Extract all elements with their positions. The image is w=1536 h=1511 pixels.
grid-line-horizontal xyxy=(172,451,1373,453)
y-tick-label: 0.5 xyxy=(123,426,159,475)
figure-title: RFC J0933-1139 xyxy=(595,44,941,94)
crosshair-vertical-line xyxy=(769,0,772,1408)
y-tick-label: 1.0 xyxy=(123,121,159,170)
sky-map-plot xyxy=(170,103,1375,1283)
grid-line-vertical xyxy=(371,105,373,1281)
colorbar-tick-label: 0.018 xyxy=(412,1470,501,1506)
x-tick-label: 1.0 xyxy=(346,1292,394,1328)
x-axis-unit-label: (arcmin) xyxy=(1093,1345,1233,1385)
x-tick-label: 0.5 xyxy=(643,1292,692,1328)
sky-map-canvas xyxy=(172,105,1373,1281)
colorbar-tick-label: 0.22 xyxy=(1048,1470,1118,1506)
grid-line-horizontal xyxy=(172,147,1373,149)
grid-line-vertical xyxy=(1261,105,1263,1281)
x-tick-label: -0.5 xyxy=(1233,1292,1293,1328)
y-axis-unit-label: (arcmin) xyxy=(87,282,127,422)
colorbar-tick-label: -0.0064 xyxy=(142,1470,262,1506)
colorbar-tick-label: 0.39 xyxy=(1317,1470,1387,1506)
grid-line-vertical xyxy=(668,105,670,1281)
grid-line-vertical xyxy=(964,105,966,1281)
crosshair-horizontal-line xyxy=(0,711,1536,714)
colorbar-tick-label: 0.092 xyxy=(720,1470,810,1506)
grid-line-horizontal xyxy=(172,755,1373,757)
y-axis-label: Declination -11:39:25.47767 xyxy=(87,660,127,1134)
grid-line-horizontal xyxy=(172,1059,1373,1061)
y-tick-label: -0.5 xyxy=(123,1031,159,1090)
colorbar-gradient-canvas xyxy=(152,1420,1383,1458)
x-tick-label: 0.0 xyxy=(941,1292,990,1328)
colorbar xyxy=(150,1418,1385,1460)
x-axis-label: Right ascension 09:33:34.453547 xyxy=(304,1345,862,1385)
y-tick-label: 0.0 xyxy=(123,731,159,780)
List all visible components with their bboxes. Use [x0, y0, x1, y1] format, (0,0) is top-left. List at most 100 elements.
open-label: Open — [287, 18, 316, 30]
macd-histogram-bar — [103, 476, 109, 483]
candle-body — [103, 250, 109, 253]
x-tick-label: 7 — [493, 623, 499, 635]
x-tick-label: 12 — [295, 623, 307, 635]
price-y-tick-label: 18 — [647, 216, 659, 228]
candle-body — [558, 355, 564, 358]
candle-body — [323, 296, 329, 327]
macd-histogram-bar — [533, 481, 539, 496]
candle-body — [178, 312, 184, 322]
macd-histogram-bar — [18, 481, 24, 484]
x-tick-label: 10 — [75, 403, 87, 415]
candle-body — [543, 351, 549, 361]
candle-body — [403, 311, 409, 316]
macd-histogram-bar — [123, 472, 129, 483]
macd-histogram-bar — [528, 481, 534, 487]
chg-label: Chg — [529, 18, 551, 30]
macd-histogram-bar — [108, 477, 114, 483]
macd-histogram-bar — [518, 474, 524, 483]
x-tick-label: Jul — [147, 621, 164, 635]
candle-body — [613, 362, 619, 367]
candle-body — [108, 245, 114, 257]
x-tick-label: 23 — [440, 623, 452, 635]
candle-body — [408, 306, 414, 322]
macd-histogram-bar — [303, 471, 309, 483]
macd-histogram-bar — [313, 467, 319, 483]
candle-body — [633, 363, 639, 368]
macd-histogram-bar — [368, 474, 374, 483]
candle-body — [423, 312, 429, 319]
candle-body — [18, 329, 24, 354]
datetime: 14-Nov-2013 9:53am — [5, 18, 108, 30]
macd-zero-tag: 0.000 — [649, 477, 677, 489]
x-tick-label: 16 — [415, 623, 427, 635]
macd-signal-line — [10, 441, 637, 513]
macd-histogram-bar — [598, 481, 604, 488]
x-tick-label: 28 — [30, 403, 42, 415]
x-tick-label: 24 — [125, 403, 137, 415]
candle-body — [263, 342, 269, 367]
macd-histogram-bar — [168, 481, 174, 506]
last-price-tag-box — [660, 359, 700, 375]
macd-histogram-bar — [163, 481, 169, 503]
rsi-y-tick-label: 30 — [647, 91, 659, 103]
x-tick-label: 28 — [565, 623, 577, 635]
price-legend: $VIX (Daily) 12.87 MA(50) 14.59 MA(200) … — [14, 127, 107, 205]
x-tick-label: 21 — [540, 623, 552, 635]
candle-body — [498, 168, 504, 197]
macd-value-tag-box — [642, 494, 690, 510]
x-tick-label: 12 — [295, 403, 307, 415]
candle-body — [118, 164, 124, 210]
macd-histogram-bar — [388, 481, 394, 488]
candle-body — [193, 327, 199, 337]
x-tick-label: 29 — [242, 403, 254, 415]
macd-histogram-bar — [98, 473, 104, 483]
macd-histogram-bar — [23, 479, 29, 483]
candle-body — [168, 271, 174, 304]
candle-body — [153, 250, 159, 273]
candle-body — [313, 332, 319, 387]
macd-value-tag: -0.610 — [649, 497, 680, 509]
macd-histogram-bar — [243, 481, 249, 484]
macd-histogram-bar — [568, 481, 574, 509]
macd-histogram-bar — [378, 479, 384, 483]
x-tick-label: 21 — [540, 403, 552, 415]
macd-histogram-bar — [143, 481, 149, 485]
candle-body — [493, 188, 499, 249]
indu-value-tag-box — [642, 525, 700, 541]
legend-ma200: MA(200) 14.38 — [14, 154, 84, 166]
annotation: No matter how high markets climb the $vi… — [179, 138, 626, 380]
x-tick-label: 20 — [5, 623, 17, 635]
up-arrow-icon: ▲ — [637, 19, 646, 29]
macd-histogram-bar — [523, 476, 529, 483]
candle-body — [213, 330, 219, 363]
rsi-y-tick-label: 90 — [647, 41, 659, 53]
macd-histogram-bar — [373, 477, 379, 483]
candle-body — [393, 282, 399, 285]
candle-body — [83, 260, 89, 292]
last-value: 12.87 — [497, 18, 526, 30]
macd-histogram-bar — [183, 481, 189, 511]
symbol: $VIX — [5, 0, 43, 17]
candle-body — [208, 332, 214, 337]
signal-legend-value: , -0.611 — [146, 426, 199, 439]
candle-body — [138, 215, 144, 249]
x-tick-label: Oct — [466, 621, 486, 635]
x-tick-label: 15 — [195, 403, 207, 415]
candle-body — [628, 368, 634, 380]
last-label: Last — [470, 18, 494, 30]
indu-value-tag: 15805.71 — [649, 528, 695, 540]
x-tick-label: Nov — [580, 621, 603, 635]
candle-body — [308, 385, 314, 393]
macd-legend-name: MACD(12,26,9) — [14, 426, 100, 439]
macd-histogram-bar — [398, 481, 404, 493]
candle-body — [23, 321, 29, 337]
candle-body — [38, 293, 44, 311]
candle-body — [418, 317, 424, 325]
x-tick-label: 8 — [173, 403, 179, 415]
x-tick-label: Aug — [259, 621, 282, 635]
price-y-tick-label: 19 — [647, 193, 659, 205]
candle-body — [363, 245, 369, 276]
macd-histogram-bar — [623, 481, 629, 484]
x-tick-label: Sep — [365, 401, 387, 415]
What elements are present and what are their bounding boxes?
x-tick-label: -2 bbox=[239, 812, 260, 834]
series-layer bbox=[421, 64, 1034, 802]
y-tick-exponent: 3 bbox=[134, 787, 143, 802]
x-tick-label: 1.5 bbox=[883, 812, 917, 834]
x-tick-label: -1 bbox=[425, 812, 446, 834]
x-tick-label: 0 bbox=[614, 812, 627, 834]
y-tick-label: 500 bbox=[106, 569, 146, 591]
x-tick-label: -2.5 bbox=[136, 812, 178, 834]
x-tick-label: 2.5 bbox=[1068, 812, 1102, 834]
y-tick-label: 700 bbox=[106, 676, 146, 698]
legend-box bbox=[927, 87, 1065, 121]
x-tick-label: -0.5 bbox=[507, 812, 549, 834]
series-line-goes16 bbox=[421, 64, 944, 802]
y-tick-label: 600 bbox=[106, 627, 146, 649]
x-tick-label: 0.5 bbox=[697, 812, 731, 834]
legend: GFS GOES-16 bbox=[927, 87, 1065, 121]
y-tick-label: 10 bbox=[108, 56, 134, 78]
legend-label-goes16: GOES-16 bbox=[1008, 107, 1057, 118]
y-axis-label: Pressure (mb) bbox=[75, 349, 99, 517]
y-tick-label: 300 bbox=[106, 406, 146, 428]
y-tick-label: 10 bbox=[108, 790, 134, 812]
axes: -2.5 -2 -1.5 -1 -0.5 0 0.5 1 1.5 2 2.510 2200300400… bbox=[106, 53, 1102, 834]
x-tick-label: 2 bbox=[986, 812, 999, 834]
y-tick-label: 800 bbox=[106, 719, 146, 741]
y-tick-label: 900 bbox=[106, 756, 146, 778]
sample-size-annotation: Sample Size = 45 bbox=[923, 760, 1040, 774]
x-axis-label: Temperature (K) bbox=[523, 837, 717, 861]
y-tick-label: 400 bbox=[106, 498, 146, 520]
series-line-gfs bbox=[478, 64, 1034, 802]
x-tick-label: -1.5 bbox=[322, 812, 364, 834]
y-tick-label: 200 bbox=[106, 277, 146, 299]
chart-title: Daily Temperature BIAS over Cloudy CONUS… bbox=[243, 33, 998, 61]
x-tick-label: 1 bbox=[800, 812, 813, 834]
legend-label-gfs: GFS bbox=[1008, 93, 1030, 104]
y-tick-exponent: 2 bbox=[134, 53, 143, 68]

Your instructions: Repeat the listing from its first line through the line containing "colorbar-tick-label: 0.39 xyxy=(1317,1470,1387,1506)", inclusive, replacing "grid-line-vertical" with "gridline-vertical" and leaving everything else the same. Give only those lines.

Result:
Extract all elements with their positions. The image is w=1536 h=1511 pixels.
grid-line-horizontal xyxy=(172,451,1373,453)
y-tick-label: 0.5 xyxy=(123,426,159,475)
figure-title: RFC J0933-1139 xyxy=(595,44,941,94)
crosshair-vertical-line xyxy=(769,0,772,1408)
y-tick-label: 1.0 xyxy=(123,121,159,170)
sky-map-plot xyxy=(170,103,1375,1283)
gridline-vertical xyxy=(371,105,373,1281)
colorbar-tick-label: 0.018 xyxy=(412,1470,501,1506)
x-tick-label: 1.0 xyxy=(346,1292,394,1328)
x-axis-unit-label: (arcmin) xyxy=(1093,1345,1233,1385)
x-tick-label: 0.5 xyxy=(643,1292,692,1328)
sky-map-canvas xyxy=(172,105,1373,1281)
colorbar-tick-label: 0.22 xyxy=(1048,1470,1118,1506)
grid-line-horizontal xyxy=(172,147,1373,149)
gridline-vertical xyxy=(1261,105,1263,1281)
x-tick-label: -0.5 xyxy=(1233,1292,1293,1328)
y-axis-unit-label: (arcmin) xyxy=(87,282,127,422)
colorbar-tick-label: -0.0064 xyxy=(142,1470,262,1506)
colorbar-tick-label: 0.39 xyxy=(1317,1470,1387,1506)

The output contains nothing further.